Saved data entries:
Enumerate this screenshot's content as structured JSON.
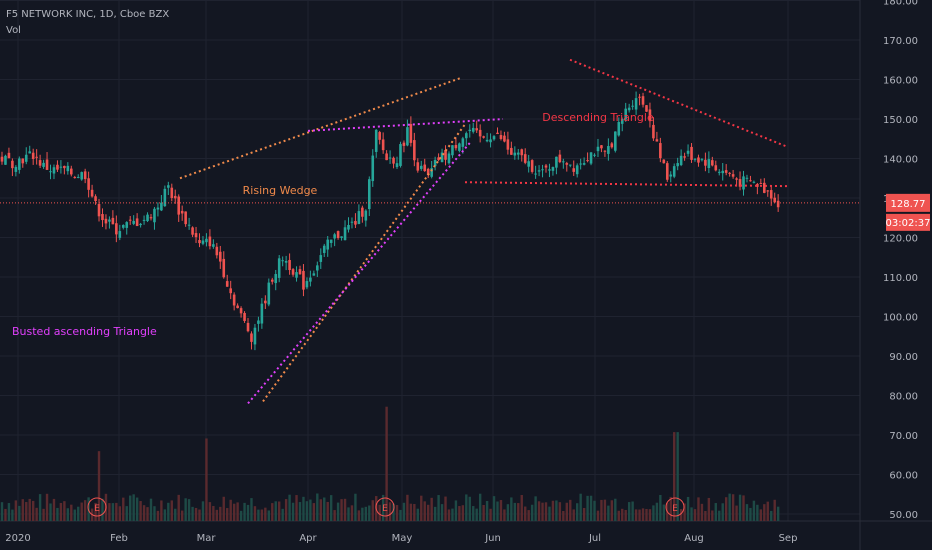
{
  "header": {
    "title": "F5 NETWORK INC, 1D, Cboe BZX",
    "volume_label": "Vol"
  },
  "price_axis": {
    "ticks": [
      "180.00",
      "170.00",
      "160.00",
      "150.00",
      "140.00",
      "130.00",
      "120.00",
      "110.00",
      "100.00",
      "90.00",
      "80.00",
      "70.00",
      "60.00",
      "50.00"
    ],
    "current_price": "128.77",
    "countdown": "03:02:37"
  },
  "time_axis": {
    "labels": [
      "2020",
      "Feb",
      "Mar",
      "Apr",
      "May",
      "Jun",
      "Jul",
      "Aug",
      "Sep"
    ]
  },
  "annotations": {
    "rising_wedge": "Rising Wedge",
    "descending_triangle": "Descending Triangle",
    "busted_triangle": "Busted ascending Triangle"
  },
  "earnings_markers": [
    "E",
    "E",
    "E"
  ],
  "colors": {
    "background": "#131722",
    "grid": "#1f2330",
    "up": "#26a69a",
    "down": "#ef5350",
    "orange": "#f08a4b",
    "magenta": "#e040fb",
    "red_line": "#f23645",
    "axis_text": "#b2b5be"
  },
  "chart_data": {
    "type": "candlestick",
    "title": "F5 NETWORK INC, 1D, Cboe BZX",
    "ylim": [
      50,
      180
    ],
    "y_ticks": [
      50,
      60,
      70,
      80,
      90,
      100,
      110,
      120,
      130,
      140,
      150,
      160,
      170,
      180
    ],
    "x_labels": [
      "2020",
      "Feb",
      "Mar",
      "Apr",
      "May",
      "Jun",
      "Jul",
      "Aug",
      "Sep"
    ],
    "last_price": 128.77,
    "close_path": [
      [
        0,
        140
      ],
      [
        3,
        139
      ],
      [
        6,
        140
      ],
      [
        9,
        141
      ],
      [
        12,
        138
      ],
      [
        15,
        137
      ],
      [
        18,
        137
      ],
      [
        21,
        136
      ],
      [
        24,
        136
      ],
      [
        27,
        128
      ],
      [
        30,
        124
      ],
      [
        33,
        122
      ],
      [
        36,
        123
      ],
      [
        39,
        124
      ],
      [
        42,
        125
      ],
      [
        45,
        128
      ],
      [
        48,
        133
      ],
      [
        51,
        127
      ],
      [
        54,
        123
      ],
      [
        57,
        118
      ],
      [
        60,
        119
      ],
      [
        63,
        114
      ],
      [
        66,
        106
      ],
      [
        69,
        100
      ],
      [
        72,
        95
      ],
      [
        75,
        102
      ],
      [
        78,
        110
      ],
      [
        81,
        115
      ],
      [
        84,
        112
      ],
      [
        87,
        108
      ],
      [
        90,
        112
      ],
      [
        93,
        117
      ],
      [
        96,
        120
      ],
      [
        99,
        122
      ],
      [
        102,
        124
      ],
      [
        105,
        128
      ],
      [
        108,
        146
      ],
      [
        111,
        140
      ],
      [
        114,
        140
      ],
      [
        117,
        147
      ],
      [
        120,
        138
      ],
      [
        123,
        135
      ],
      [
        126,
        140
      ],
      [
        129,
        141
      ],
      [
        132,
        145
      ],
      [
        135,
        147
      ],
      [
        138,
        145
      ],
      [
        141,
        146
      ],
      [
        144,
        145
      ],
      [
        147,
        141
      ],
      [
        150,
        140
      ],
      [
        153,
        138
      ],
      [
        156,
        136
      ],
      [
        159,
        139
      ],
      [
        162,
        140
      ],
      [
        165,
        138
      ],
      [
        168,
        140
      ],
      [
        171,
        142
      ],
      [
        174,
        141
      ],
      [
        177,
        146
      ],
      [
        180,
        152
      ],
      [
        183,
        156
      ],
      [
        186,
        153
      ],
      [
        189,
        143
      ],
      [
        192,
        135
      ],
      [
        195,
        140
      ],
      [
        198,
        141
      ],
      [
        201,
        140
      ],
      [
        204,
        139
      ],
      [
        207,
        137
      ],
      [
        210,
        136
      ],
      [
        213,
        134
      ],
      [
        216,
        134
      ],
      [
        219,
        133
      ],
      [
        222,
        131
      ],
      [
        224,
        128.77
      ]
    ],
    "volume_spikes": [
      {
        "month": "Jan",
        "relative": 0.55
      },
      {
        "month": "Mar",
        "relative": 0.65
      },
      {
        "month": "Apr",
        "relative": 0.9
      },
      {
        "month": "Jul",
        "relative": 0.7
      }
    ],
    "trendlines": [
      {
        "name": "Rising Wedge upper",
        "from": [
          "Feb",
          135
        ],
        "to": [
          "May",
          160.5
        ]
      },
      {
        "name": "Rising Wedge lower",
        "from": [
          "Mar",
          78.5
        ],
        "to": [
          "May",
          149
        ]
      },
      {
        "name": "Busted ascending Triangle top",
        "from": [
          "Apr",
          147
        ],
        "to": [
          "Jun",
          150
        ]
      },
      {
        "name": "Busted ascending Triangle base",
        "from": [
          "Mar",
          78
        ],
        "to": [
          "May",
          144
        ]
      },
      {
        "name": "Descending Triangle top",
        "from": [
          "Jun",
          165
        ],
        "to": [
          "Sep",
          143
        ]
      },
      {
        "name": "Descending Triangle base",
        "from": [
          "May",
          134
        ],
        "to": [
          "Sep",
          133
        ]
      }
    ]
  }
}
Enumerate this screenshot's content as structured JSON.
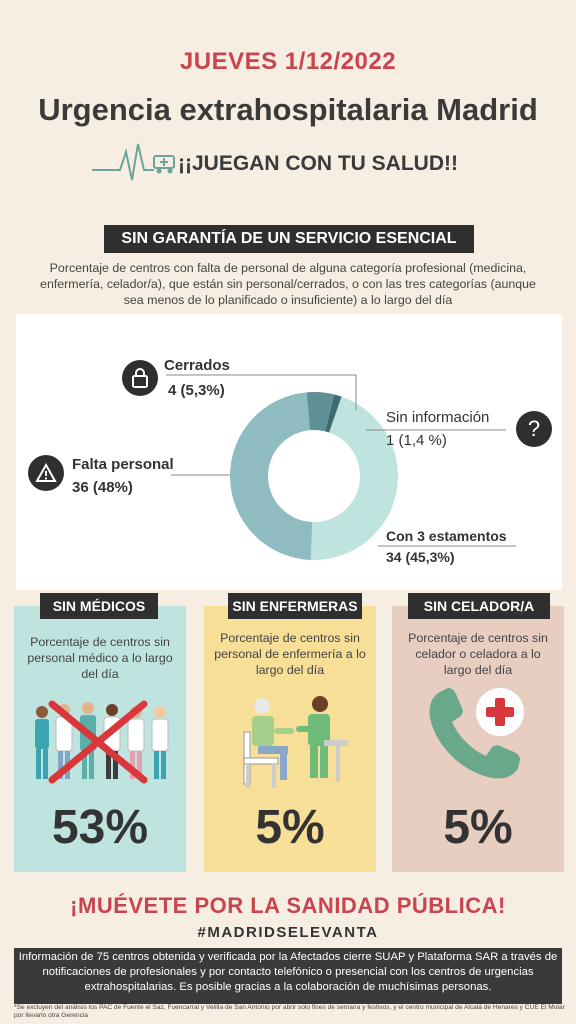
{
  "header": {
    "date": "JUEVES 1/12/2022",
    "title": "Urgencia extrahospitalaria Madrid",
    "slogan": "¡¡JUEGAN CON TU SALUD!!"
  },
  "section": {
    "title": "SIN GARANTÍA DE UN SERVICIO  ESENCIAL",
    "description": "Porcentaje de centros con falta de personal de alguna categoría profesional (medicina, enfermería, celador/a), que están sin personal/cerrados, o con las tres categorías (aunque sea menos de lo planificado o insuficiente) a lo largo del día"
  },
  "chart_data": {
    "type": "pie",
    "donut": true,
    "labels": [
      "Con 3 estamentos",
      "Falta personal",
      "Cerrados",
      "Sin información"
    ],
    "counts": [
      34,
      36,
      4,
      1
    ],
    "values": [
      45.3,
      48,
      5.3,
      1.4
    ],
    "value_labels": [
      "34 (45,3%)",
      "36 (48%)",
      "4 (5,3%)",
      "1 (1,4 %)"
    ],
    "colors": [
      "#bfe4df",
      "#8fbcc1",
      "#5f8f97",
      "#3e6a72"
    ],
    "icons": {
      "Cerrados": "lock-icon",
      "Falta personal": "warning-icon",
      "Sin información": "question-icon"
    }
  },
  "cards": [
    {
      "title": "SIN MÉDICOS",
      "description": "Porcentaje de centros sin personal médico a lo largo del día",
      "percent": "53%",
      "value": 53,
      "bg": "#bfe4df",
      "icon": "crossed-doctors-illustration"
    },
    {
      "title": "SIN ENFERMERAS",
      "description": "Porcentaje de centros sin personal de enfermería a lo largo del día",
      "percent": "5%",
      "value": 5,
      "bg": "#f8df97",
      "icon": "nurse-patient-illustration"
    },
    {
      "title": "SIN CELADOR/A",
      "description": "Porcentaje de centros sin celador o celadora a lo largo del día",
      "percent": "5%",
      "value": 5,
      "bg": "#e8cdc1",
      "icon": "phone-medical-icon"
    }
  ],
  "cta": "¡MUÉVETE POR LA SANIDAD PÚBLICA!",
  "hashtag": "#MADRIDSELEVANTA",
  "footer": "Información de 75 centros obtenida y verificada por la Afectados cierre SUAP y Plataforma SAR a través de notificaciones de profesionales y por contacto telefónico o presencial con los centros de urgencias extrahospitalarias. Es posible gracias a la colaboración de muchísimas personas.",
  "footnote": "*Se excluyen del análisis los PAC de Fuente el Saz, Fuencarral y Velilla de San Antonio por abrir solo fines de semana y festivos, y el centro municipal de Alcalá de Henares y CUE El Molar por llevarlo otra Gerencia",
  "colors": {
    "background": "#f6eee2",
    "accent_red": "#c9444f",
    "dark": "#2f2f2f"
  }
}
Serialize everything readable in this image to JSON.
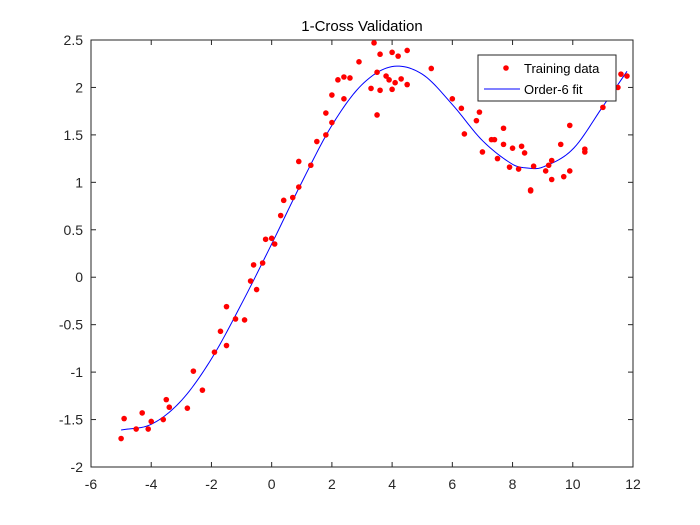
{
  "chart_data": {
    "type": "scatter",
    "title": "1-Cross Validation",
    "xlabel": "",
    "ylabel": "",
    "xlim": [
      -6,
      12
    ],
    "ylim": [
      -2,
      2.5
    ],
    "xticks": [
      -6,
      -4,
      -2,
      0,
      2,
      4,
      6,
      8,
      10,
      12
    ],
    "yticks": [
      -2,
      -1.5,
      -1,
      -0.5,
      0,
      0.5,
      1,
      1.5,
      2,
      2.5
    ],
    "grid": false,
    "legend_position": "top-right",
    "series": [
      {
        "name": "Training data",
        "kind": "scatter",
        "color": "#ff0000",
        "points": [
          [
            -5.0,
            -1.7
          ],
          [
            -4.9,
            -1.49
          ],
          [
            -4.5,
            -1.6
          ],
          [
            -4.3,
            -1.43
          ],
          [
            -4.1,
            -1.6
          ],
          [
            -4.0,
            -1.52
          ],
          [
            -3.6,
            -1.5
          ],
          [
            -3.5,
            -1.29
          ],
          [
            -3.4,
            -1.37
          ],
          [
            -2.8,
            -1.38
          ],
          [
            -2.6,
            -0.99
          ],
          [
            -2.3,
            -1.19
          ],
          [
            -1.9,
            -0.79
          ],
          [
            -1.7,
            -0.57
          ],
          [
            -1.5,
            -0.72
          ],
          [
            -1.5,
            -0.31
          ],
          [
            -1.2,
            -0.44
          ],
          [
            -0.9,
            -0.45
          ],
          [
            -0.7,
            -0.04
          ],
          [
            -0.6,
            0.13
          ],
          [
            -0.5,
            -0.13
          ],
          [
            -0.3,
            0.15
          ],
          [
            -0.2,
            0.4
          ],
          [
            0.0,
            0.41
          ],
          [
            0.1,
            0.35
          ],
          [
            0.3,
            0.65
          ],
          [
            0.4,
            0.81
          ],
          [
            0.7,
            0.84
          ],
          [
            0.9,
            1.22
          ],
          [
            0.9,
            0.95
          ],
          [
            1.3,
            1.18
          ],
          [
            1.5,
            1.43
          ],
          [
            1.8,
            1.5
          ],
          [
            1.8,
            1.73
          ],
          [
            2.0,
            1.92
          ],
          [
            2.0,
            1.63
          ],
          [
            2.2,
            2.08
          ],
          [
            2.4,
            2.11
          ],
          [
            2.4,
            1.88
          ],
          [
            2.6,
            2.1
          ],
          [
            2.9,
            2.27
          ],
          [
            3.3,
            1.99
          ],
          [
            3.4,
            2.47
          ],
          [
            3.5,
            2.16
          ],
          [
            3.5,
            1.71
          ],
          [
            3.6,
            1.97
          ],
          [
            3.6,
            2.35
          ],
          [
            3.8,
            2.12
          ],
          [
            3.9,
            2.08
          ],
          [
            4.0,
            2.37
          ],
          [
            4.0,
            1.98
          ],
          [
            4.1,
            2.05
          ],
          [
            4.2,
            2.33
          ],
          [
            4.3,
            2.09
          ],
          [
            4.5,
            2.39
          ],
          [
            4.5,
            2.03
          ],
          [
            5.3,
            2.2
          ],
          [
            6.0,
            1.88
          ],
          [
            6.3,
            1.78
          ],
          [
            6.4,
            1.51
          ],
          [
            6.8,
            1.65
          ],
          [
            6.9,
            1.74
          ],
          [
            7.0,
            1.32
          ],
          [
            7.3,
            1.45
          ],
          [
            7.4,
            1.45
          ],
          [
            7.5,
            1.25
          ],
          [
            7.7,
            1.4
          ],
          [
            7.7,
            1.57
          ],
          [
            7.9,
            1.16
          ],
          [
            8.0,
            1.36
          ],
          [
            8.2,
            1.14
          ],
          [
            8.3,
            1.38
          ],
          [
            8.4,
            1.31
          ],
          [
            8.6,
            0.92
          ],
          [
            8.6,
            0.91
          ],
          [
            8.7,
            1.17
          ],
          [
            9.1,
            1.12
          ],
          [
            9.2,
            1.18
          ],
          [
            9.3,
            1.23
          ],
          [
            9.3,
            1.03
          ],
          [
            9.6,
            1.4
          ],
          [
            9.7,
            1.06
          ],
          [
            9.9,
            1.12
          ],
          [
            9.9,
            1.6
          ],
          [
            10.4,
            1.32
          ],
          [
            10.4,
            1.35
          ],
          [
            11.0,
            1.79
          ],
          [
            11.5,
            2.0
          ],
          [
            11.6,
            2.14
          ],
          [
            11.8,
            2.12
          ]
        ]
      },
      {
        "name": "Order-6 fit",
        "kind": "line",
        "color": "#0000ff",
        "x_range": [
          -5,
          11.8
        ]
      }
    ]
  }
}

### Stated goal
Return from the data every line that holds "enfermería".

### Solution
    "description": "Porcentaje de centros con falta de personal de alguna categoría profesional (medicina, enfermería, celador/a), que están sin personal/cerrados, o con las tres categorías (aunque sea menos de lo planificado o insuficiente) a lo largo del día"
      "description": "Porcentaje de centros sin personal de enfermería a lo largo del día",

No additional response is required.